**Stated exercise**
Quote, word for word, every line starting at the line that contains "Serialize everything readable" and ending with the last line of the records; include both of these lines and no others.

[Start Data to use]

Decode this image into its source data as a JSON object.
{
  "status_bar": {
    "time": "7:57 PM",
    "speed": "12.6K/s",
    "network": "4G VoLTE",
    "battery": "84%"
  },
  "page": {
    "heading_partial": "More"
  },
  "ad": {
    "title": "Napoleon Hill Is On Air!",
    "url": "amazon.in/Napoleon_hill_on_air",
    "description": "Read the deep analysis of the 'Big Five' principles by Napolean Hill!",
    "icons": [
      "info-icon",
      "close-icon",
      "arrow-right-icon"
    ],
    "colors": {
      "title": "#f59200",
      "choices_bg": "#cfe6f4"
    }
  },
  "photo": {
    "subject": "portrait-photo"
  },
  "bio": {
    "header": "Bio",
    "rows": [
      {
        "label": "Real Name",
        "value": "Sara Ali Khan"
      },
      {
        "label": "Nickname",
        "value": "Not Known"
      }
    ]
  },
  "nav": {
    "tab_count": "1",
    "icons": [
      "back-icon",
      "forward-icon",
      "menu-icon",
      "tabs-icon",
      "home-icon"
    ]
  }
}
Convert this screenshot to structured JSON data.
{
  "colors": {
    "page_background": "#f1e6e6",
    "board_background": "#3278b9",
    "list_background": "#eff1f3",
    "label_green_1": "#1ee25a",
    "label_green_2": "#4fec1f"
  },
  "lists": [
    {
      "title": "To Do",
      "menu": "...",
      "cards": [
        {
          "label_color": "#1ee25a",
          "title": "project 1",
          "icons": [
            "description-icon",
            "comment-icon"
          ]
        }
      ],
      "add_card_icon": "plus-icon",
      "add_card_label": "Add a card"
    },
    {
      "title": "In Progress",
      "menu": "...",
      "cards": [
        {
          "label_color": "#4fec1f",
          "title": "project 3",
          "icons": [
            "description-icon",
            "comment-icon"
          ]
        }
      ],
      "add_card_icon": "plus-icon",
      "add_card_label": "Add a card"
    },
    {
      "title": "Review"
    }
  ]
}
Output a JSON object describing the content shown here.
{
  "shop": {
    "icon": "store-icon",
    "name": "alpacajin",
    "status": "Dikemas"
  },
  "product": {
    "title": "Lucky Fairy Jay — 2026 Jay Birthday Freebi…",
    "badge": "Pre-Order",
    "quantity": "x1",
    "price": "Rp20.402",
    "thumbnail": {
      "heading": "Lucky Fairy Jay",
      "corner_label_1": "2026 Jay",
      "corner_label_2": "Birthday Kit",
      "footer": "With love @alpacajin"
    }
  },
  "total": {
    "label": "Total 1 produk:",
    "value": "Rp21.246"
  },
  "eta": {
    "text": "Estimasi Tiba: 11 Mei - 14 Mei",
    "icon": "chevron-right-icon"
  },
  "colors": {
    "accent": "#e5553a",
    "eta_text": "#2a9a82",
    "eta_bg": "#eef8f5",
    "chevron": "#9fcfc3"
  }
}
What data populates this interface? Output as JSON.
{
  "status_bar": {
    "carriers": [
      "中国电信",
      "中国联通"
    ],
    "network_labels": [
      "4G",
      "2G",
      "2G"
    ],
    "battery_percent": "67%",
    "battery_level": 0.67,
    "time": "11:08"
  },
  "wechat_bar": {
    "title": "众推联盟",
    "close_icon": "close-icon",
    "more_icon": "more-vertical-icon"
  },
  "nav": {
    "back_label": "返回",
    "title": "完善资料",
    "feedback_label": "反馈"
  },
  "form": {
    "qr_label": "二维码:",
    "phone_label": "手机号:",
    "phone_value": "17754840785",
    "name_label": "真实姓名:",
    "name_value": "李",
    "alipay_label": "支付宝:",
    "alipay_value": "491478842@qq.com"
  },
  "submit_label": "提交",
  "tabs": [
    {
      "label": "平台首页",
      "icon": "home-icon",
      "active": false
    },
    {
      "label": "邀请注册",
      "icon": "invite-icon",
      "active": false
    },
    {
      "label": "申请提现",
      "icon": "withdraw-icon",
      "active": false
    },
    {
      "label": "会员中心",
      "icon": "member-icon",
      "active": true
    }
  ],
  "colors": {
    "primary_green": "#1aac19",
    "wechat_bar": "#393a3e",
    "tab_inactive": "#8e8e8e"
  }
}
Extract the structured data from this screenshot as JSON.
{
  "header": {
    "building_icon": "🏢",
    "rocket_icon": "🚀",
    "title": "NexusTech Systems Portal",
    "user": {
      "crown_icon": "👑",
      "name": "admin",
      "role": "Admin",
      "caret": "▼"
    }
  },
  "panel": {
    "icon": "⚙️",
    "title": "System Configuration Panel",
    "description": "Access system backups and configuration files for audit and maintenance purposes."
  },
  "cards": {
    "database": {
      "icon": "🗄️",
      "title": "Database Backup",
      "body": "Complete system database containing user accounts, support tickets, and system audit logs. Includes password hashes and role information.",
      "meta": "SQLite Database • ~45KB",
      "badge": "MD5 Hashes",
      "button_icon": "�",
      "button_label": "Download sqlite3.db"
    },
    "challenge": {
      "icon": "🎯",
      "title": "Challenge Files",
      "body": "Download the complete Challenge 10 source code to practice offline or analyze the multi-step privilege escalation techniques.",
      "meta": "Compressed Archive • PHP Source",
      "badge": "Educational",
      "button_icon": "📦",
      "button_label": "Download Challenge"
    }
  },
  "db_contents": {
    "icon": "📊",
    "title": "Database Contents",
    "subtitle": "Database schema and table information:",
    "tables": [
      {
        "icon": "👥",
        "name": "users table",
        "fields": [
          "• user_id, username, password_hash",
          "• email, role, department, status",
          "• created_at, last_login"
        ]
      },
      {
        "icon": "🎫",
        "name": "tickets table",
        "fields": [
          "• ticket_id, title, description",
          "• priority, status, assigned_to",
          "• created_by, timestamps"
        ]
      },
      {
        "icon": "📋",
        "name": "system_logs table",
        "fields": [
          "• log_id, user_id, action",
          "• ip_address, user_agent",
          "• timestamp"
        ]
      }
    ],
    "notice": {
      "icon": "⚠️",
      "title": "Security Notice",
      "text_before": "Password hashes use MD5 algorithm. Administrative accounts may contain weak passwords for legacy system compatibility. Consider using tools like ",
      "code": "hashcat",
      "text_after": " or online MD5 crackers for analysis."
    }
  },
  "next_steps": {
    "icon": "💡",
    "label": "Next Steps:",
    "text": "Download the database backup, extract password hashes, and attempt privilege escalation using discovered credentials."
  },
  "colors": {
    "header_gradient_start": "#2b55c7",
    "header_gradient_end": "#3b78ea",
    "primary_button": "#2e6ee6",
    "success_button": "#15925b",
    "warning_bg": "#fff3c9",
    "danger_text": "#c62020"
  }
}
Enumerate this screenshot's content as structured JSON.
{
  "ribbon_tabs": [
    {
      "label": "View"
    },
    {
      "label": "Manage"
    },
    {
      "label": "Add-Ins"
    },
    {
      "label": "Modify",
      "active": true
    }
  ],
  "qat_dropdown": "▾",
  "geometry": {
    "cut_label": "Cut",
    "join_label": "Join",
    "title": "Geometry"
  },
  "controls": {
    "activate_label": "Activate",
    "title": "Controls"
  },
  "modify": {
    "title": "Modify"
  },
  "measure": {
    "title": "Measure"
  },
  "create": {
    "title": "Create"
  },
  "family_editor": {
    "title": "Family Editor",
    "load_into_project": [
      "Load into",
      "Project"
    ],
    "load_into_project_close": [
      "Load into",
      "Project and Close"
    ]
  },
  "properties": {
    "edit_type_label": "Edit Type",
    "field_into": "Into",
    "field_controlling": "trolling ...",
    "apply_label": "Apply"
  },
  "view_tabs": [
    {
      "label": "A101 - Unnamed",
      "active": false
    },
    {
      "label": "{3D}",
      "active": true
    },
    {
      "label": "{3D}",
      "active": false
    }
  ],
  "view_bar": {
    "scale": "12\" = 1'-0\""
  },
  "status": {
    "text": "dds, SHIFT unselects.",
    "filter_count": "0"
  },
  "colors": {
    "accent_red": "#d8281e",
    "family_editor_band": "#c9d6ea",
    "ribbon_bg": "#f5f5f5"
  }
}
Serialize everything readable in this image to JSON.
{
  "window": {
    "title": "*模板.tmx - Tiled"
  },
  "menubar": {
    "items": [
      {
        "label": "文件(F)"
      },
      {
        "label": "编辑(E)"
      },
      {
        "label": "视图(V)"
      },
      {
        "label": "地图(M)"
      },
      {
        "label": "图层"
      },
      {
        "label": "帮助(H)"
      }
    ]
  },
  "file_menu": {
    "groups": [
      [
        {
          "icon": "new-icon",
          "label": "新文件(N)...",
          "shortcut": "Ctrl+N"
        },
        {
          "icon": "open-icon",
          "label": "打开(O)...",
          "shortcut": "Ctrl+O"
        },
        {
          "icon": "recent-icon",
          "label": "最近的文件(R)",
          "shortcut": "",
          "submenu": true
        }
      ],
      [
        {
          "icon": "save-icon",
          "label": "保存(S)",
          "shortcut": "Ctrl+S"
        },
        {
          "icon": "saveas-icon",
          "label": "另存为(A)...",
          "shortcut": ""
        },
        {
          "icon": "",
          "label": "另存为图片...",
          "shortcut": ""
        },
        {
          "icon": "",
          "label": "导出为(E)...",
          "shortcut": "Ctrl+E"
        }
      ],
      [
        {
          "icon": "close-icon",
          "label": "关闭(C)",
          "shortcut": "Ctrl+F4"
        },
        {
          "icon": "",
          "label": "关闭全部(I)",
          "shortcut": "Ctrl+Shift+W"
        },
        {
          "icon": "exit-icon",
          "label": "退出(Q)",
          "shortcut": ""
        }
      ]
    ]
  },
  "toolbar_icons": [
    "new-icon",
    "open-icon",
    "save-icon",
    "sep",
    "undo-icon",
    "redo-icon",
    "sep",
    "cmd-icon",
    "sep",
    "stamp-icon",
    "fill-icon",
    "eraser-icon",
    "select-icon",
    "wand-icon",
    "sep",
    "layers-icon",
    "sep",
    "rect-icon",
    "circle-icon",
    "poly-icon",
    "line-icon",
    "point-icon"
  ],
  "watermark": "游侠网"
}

[End Data to use]

**Output for this exercise**
Serialize everything readable in this image to JSON.
{
  "window": {
    "title": "*模板.tmx - Tiled"
  },
  "menubar": {
    "items": [
      {
        "label": "文件(F)"
      },
      {
        "label": "编辑(E)"
      },
      {
        "label": "视图(V)"
      },
      {
        "label": "地图(M)"
      },
      {
        "label": "图层"
      },
      {
        "label": "帮助(H)"
      }
    ]
  },
  "file_menu": {
    "groups": [
      [
        {
          "icon": "new-icon",
          "label": "新文件(N)...",
          "shortcut": "Ctrl+N"
        },
        {
          "icon": "open-icon",
          "label": "打开(O)...",
          "shortcut": "Ctrl+O"
        },
        {
          "icon": "recent-icon",
          "label": "最近的文件(R)",
          "shortcut": "",
          "submenu": true
        }
      ],
      [
        {
          "icon": "save-icon",
          "label": "保存(S)",
          "shortcut": "Ctrl+S"
        },
        {
          "icon": "saveas-icon",
          "label": "另存为(A)...",
          "shortcut": ""
        },
        {
          "icon": "",
          "label": "另存为图片...",
          "shortcut": ""
        },
        {
          "icon": "",
          "label": "导出为(E)...",
          "shortcut": "Ctrl+E"
        }
      ],
      [
        {
          "icon": "close-icon",
          "label": "关闭(C)",
          "shortcut": "Ctrl+F4"
        },
        {
          "icon": "",
          "label": "关闭全部(I)",
          "shortcut": "Ctrl+Shift+W"
        },
        {
          "icon": "exit-icon",
          "label": "退出(Q)",
          "shortcut": ""
        }
      ]
    ]
  },
  "toolbar_icons": [
    "new-icon",
    "open-icon",
    "save-icon",
    "sep",
    "undo-icon",
    "redo-icon",
    "sep",
    "cmd-icon",
    "sep",
    "stamp-icon",
    "fill-icon",
    "eraser-icon",
    "select-icon",
    "wand-icon",
    "sep",
    "layers-icon",
    "sep",
    "rect-icon",
    "circle-icon",
    "poly-icon",
    "line-icon",
    "point-icon"
  ],
  "watermark": "游侠网"
}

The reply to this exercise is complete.